### [The problem]
Report, as a bare number, how many lines of the material below contain the word "SENSeOR".

(Chart and figure data)
┄┄┄┄┄┄┄┄┄┄┄┄┄┄┄┄┄┄┄┄

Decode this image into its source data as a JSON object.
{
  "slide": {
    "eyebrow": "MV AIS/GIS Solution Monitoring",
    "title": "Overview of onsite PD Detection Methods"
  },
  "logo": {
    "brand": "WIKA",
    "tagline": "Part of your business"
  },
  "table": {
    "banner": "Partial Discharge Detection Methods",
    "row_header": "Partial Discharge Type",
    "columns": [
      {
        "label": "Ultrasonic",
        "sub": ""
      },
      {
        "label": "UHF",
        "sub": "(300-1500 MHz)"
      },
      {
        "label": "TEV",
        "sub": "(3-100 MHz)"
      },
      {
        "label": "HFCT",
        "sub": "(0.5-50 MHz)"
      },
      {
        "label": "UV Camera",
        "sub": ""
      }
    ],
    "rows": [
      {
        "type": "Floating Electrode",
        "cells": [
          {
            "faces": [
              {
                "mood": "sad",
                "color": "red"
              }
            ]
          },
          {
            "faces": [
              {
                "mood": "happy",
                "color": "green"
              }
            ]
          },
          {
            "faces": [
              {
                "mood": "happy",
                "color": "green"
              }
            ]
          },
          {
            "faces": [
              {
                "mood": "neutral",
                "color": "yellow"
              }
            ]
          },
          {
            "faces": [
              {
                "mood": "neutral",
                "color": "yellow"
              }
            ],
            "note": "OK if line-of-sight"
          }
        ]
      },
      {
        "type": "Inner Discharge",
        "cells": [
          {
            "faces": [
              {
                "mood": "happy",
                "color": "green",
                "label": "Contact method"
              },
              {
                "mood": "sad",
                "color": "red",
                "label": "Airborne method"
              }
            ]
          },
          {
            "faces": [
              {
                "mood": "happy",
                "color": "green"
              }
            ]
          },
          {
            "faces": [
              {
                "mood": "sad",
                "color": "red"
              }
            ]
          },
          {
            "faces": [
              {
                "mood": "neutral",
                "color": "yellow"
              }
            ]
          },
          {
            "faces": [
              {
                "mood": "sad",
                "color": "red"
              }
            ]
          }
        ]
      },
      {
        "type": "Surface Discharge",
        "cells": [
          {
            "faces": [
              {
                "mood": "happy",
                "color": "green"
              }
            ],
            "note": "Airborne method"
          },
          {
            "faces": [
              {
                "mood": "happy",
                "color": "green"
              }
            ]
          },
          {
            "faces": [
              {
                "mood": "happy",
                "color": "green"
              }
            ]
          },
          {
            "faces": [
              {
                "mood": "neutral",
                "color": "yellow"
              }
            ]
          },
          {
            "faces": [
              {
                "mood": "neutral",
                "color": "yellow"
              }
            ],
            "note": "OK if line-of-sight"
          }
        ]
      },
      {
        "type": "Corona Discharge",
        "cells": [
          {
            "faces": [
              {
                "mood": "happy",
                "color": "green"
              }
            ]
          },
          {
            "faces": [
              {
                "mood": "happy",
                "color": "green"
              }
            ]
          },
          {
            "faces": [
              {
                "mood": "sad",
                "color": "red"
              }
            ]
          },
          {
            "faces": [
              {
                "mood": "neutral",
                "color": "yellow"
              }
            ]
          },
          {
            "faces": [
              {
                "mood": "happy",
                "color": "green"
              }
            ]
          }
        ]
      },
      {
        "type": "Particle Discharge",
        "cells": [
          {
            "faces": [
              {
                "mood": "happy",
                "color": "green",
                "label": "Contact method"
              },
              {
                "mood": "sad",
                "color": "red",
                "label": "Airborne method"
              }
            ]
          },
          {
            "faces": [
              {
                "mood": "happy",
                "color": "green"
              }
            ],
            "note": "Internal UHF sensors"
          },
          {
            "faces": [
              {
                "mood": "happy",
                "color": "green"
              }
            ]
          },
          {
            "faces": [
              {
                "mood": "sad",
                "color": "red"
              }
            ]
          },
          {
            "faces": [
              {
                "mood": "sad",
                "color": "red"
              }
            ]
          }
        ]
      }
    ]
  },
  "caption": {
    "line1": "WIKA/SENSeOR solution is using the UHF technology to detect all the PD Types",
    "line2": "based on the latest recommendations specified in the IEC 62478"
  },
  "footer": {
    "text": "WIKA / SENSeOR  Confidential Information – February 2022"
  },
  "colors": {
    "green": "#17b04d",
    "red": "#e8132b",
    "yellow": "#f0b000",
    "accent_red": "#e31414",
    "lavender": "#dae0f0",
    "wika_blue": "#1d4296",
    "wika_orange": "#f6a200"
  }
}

┄┄┄┄┄┄┄┄┄┄┄┄┄┄┄┄┄┄┄┄

### [Result of this exercise]
2